◆ TASK GOAL ◆
Produce a verbatim copy of the entries listed below.

◆ INPUT FOR THIS TASK ◆
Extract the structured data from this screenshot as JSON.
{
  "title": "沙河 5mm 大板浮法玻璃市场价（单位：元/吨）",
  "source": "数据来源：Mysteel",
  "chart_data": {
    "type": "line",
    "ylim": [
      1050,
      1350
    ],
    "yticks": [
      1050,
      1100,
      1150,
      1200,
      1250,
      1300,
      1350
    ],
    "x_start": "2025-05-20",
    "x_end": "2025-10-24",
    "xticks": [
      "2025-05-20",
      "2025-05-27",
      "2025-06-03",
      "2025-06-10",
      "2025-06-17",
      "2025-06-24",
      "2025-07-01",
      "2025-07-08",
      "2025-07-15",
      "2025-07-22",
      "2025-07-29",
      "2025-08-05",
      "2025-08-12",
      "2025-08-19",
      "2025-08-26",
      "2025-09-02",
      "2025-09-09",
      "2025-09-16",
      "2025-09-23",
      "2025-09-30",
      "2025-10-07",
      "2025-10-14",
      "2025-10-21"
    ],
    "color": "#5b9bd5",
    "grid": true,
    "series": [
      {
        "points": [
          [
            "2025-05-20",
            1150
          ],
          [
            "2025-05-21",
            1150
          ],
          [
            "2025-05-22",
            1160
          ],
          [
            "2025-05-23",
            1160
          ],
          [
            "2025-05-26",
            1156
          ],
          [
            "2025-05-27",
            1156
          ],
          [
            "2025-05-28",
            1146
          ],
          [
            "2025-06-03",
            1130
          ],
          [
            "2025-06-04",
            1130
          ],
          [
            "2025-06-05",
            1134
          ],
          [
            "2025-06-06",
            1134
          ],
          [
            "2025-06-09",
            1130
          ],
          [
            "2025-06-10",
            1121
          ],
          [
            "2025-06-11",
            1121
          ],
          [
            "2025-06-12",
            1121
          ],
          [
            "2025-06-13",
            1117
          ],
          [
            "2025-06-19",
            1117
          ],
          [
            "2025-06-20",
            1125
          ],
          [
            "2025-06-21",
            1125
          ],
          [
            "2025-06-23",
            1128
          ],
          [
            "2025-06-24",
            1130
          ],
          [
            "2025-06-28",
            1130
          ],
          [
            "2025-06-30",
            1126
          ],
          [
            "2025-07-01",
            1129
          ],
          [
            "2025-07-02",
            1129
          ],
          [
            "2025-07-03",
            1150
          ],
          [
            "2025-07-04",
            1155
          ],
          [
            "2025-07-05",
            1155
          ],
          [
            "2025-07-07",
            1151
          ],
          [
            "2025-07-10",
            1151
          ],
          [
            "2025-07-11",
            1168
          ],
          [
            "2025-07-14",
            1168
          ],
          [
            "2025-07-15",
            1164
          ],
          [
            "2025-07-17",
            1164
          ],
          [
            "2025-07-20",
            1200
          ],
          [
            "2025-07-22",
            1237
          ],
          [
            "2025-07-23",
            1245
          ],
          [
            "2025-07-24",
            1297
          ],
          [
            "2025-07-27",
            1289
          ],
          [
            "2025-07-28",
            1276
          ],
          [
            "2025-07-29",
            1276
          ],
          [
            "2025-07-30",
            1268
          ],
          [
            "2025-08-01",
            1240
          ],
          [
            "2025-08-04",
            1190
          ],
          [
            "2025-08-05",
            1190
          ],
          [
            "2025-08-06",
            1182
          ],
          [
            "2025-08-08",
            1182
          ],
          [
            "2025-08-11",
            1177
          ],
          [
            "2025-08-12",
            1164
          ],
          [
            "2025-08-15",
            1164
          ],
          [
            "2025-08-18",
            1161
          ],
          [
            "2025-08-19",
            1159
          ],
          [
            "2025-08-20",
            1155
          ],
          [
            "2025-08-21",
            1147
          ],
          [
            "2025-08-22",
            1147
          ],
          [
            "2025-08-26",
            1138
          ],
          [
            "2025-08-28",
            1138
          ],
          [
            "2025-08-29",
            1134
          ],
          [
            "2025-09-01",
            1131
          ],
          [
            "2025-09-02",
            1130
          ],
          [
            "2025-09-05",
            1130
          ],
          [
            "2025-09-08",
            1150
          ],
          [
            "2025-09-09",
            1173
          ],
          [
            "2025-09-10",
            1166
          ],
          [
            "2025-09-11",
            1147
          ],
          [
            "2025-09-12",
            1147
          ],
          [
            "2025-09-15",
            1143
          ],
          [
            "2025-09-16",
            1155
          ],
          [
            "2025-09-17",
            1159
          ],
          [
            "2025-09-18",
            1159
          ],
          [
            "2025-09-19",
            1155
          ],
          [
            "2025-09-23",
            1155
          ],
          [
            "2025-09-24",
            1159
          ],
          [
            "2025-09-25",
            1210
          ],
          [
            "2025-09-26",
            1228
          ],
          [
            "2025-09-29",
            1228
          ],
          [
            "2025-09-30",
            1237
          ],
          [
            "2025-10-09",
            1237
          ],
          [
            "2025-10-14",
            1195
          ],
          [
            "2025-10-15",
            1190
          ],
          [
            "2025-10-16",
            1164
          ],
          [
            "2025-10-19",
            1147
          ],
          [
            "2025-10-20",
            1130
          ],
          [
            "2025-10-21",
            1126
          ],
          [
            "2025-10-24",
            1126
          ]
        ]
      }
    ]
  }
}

◆ SOLUTION ◆
Extract the structured data from this screenshot as JSON.
{
  "title": "沙河 5mm 大板浮法玻璃市场价（单位：元/吨）",
  "source": "数据来源：Mysteel",
  "chart_data": {
    "type": "line",
    "ylim": [
      1050,
      1350
    ],
    "yticks": [
      1050,
      1100,
      1150,
      1200,
      1250,
      1300,
      1350
    ],
    "x_start": "2025-05-20",
    "x_end": "2025-10-24",
    "xticks": [
      "2025-05-20",
      "2025-05-27",
      "2025-06-03",
      "2025-06-10",
      "2025-06-17",
      "2025-06-24",
      "2025-07-01",
      "2025-07-08",
      "2025-07-15",
      "2025-07-22",
      "2025-07-29",
      "2025-08-05",
      "2025-08-12",
      "2025-08-19",
      "2025-08-26",
      "2025-09-02",
      "2025-09-09",
      "2025-09-16",
      "2025-09-23",
      "2025-09-30",
      "2025-10-07",
      "2025-10-14",
      "2025-10-21"
    ],
    "color": "#5b9bd5",
    "grid": true,
    "series": [
      {
        "points": [
          [
            "2025-05-20",
            1150
          ],
          [
            "2025-05-21",
            1150
          ],
          [
            "2025-05-22",
            1160
          ],
          [
            "2025-05-23",
            1160
          ],
          [
            "2025-05-26",
            1156
          ],
          [
            "2025-05-27",
            1156
          ],
          [
            "2025-05-28",
            1146
          ],
          [
            "2025-06-03",
            1130
          ],
          [
            "2025-06-04",
            1130
          ],
          [
            "2025-06-05",
            1134
          ],
          [
            "2025-06-06",
            1134
          ],
          [
            "2025-06-09",
            1130
          ],
          [
            "2025-06-10",
            1121
          ],
          [
            "2025-06-11",
            1121
          ],
          [
            "2025-06-12",
            1121
          ],
          [
            "2025-06-13",
            1117
          ],
          [
            "2025-06-19",
            1117
          ],
          [
            "2025-06-20",
            1125
          ],
          [
            "2025-06-21",
            1125
          ],
          [
            "2025-06-23",
            1128
          ],
          [
            "2025-06-24",
            1130
          ],
          [
            "2025-06-28",
            1130
          ],
          [
            "2025-06-30",
            1126
          ],
          [
            "2025-07-01",
            1129
          ],
          [
            "2025-07-02",
            1129
          ],
          [
            "2025-07-03",
            1150
          ],
          [
            "2025-07-04",
            1155
          ],
          [
            "2025-07-05",
            1155
          ],
          [
            "2025-07-07",
            1151
          ],
          [
            "2025-07-10",
            1151
          ],
          [
            "2025-07-11",
            1168
          ],
          [
            "2025-07-14",
            1168
          ],
          [
            "2025-07-15",
            1164
          ],
          [
            "2025-07-17",
            1164
          ],
          [
            "2025-07-20",
            1200
          ],
          [
            "2025-07-22",
            1237
          ],
          [
            "2025-07-23",
            1245
          ],
          [
            "2025-07-24",
            1297
          ],
          [
            "2025-07-27",
            1289
          ],
          [
            "2025-07-28",
            1276
          ],
          [
            "2025-07-29",
            1276
          ],
          [
            "2025-07-30",
            1268
          ],
          [
            "2025-08-01",
            1240
          ],
          [
            "2025-08-04",
            1190
          ],
          [
            "2025-08-05",
            1190
          ],
          [
            "2025-08-06",
            1182
          ],
          [
            "2025-08-08",
            1182
          ],
          [
            "2025-08-11",
            1177
          ],
          [
            "2025-08-12",
            1164
          ],
          [
            "2025-08-15",
            1164
          ],
          [
            "2025-08-18",
            1161
          ],
          [
            "2025-08-19",
            1159
          ],
          [
            "2025-08-20",
            1155
          ],
          [
            "2025-08-21",
            1147
          ],
          [
            "2025-08-22",
            1147
          ],
          [
            "2025-08-26",
            1138
          ],
          [
            "2025-08-28",
            1138
          ],
          [
            "2025-08-29",
            1134
          ],
          [
            "2025-09-01",
            1131
          ],
          [
            "2025-09-02",
            1130
          ],
          [
            "2025-09-05",
            1130
          ],
          [
            "2025-09-08",
            1150
          ],
          [
            "2025-09-09",
            1173
          ],
          [
            "2025-09-10",
            1166
          ],
          [
            "2025-09-11",
            1147
          ],
          [
            "2025-09-12",
            1147
          ],
          [
            "2025-09-15",
            1143
          ],
          [
            "2025-09-16",
            1155
          ],
          [
            "2025-09-17",
            1159
          ],
          [
            "2025-09-18",
            1159
          ],
          [
            "2025-09-19",
            1155
          ],
          [
            "2025-09-23",
            1155
          ],
          [
            "2025-09-24",
            1159
          ],
          [
            "2025-09-25",
            1210
          ],
          [
            "2025-09-26",
            1228
          ],
          [
            "2025-09-29",
            1228
          ],
          [
            "2025-09-30",
            1237
          ],
          [
            "2025-10-09",
            1237
          ],
          [
            "2025-10-14",
            1195
          ],
          [
            "2025-10-15",
            1190
          ],
          [
            "2025-10-16",
            1164
          ],
          [
            "2025-10-19",
            1147
          ],
          [
            "2025-10-20",
            1130
          ],
          [
            "2025-10-21",
            1126
          ],
          [
            "2025-10-24",
            1126
          ]
        ]
      }
    ]
  }
}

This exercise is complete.